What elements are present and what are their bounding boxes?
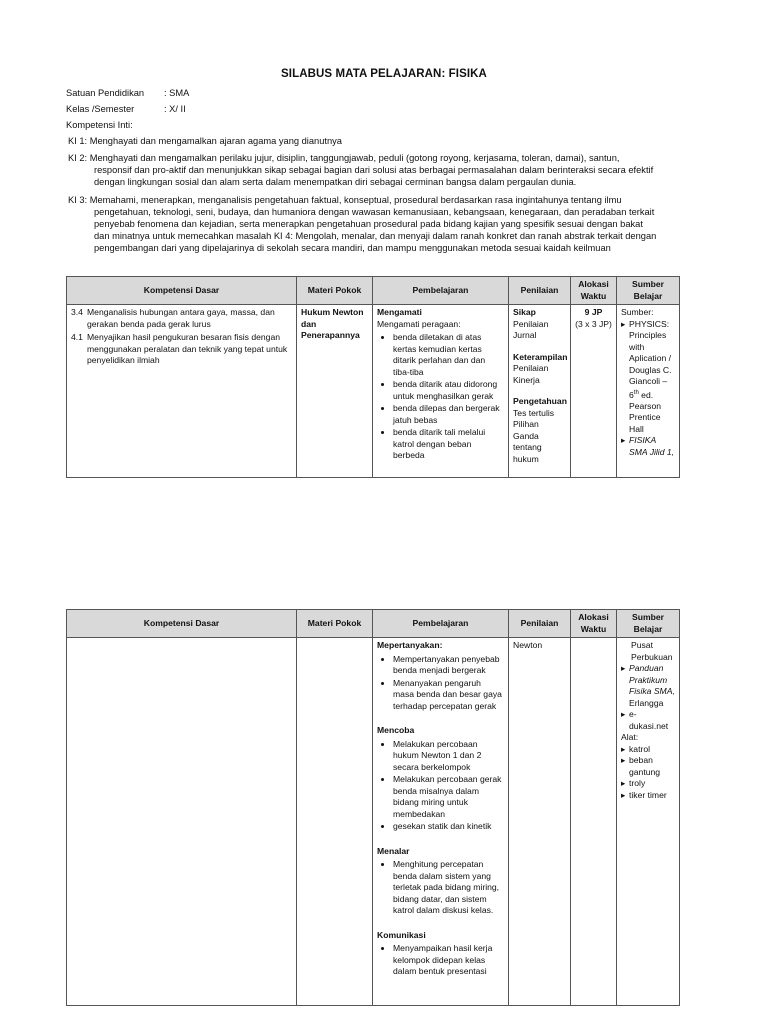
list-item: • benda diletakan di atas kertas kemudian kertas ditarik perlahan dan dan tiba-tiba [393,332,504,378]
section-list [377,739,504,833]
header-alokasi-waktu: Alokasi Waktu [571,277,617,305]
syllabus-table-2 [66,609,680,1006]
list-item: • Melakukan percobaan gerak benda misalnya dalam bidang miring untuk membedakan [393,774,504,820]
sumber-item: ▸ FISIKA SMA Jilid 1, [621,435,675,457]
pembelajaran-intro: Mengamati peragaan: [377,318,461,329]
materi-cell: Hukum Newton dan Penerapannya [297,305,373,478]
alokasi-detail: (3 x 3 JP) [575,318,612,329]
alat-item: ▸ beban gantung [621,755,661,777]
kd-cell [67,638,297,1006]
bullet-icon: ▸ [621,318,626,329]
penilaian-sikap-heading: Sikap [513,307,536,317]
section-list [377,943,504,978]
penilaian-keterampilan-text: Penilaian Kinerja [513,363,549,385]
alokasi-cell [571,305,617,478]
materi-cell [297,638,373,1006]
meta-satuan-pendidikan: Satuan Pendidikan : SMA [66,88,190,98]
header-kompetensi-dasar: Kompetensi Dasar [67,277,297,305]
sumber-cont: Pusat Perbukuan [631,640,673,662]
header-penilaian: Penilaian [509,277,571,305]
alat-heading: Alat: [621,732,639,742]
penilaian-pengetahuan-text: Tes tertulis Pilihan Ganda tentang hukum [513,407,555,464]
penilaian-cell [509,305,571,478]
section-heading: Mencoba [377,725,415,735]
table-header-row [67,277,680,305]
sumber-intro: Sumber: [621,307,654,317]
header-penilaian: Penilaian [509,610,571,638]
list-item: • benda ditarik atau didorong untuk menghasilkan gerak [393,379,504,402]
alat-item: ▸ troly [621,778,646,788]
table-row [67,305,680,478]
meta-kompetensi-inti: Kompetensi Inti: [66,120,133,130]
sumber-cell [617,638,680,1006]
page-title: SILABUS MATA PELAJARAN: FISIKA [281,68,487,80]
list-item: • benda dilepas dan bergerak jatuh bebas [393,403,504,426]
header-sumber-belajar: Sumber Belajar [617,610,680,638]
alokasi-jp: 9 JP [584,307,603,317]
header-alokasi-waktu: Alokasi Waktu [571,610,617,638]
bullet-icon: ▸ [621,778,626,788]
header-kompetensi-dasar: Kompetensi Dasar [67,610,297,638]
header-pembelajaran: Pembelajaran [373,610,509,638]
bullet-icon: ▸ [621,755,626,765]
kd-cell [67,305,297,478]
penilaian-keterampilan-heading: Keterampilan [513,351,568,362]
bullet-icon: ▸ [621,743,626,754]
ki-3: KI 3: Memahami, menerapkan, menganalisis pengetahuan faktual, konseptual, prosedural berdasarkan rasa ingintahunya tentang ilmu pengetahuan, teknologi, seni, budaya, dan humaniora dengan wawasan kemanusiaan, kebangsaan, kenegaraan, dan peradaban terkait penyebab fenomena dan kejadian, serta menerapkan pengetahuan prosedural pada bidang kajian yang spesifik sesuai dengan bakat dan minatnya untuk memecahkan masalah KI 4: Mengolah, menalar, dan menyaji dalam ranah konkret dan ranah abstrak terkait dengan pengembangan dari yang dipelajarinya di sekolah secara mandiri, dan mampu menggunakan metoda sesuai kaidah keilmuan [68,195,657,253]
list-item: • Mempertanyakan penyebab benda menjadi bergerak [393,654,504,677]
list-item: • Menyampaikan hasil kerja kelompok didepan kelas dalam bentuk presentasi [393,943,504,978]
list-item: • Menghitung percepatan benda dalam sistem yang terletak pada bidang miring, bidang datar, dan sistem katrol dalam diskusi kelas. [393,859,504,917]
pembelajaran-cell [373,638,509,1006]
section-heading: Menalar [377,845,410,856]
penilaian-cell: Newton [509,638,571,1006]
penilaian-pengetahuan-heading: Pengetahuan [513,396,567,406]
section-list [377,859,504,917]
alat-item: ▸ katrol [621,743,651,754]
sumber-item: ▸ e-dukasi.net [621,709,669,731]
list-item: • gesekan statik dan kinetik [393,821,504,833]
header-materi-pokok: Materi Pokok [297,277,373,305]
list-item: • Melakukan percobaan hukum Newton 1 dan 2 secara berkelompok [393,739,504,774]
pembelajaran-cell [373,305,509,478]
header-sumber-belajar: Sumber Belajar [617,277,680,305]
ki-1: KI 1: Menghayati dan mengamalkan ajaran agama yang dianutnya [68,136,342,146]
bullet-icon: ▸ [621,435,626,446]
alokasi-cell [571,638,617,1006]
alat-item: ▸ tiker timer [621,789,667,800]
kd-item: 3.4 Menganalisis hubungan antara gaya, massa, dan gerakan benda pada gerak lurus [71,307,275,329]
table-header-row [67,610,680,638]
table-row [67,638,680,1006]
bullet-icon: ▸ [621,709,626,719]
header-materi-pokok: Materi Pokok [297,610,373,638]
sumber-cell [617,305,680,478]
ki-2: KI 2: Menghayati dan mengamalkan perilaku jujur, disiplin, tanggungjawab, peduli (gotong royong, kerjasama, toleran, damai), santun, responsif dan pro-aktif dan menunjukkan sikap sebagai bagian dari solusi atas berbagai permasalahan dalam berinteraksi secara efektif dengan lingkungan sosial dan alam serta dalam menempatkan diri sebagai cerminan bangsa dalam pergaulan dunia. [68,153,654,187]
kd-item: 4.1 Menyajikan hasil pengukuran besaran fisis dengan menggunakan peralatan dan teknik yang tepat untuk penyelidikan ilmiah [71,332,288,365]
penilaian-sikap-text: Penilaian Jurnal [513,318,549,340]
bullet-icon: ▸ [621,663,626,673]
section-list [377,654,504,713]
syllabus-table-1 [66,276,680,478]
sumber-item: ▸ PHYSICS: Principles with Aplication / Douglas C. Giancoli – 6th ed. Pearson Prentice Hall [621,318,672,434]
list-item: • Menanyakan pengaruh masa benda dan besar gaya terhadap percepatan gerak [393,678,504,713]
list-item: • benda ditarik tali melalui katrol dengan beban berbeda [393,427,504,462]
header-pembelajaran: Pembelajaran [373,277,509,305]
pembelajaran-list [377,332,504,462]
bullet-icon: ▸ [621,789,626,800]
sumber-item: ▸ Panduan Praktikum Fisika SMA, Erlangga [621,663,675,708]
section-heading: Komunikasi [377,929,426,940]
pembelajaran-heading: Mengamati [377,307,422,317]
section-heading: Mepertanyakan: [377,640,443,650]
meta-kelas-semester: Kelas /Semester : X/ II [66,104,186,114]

::::::::

** YOUR OBJECTIVE **
Quote the rows above without any changes, beginning with the line that contains "list-item: • benda diletakan" and ending after the line that contains "list-item: • Melakukan percobaan gerak".

** THE COMPLETED TASK **
list-item: • benda diletakan di atas kertas kemudian kertas ditarik perlahan dan dan tiba-tiba [393,332,504,378]
section-list [377,739,504,833]
header-alokasi-waktu: Alokasi Waktu [571,277,617,305]
syllabus-table-2 [66,609,680,1006]
list-item: • Melakukan percobaan gerak benda misalnya dalam bidang miring untuk membedakan [393,774,504,820]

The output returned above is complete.